Material for the task:
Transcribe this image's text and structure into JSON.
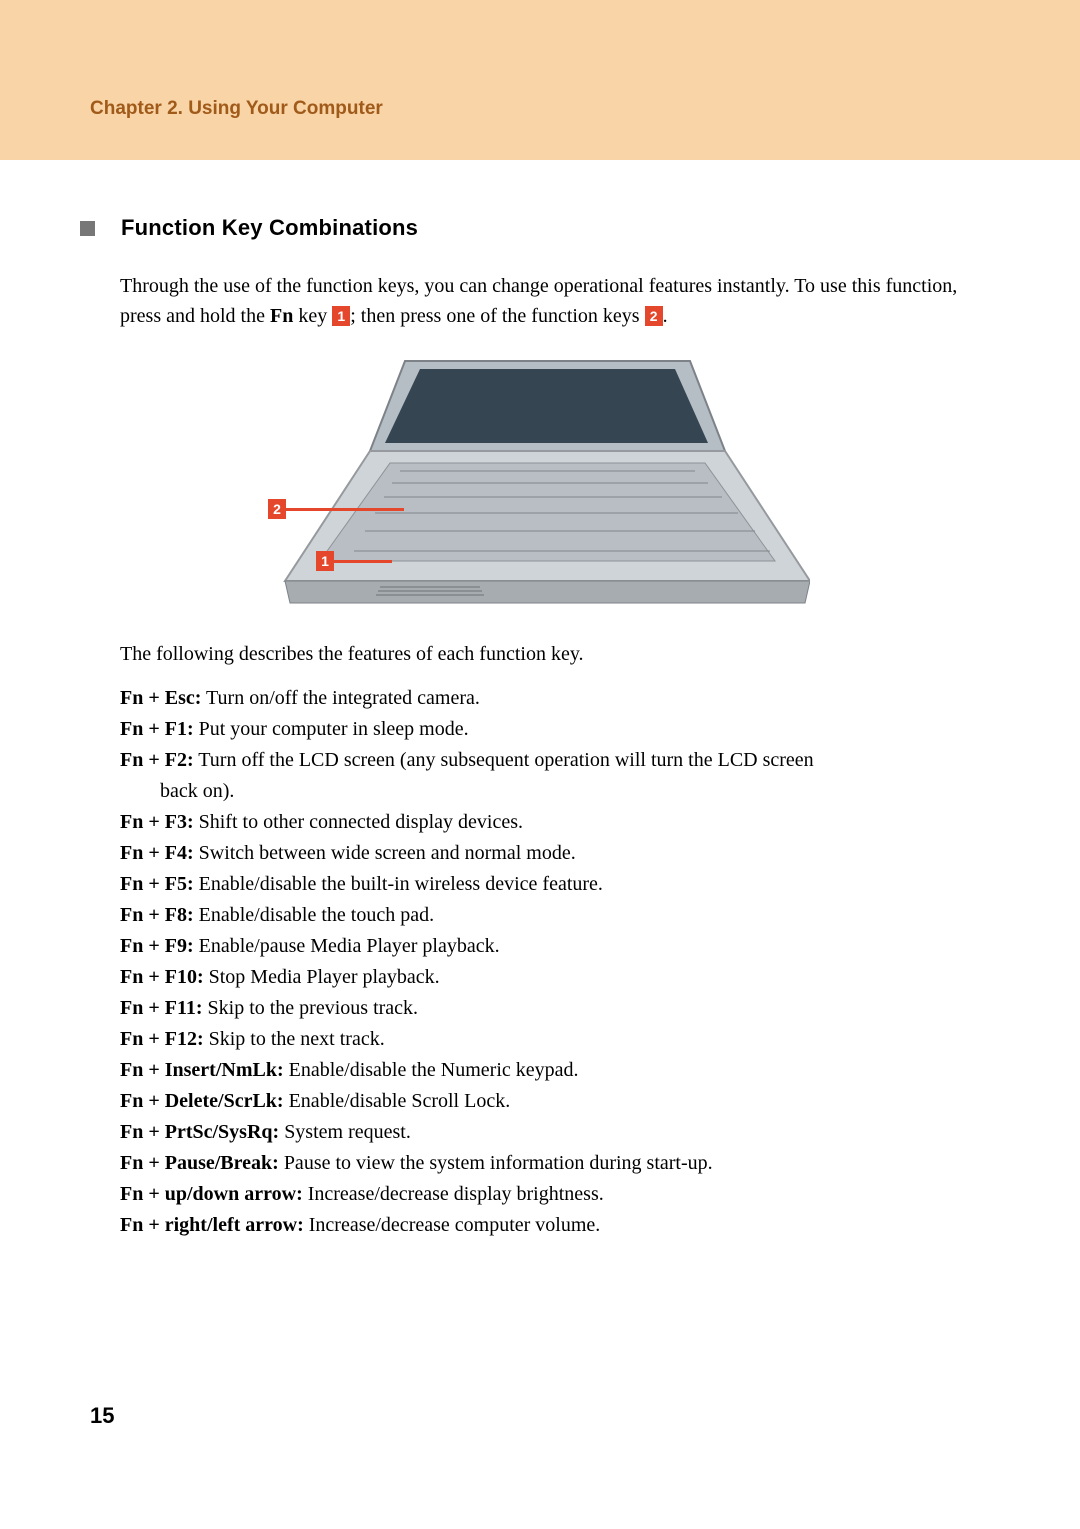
{
  "header": {
    "chapter_title": "Chapter 2. Using Your Computer"
  },
  "section": {
    "title": "Function Key Combinations",
    "intro_1": "Through the use of the function keys, you can change operational features instantly. To use this function, press and hold the ",
    "fn_label": "Fn",
    "intro_2": " key ",
    "marker1": "1",
    "intro_3": "; then press one of the function keys ",
    "marker2": "2",
    "intro_4": ".",
    "desc_line": "The following describes the features of each function key."
  },
  "callouts": {
    "one": "1",
    "two": "2"
  },
  "fn_keys": [
    {
      "key": "Fn + Esc:",
      "desc": " Turn on/off the integrated camera."
    },
    {
      "key": "Fn + F1:",
      "desc": " Put your computer in sleep mode."
    },
    {
      "key": "Fn + F2:",
      "desc": " Turn off the LCD screen (any subsequent operation will turn the LCD screen",
      "cont": "back on)."
    },
    {
      "key": "Fn + F3:",
      "desc": " Shift to other connected display devices."
    },
    {
      "key": "Fn + F4:",
      "desc": " Switch between wide screen and normal mode."
    },
    {
      "key": "Fn + F5:",
      "desc": " Enable/disable the built-in wireless device feature."
    },
    {
      "key": "Fn + F8:",
      "desc": " Enable/disable the touch pad."
    },
    {
      "key": "Fn + F9:",
      "desc": " Enable/pause Media Player playback."
    },
    {
      "key": "Fn + F10:",
      "desc": " Stop Media Player playback."
    },
    {
      "key": "Fn + F11:",
      "desc": " Skip to the previous track."
    },
    {
      "key": "Fn + F12:",
      "desc": " Skip to the next track."
    },
    {
      "key": "Fn + Insert/NmLk:",
      "desc": " Enable/disable the Numeric keypad."
    },
    {
      "key": "Fn + Delete/ScrLk:",
      "desc": " Enable/disable Scroll Lock."
    },
    {
      "key": "Fn + PrtSc/SysRq:",
      "desc": " System request."
    },
    {
      "key": "Fn + Pause/Break:",
      "desc": " Pause to view the system information during start-up."
    },
    {
      "key": "Fn + up/down arrow:",
      "desc": " Increase/decrease display brightness."
    },
    {
      "key": "Fn + right/left arrow:",
      "desc": " Increase/decrease computer volume."
    }
  ],
  "page_number": "15"
}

Aim of the task:
Count every line bearing the word "decrease"; report the total only.

Reply to the exercise:
2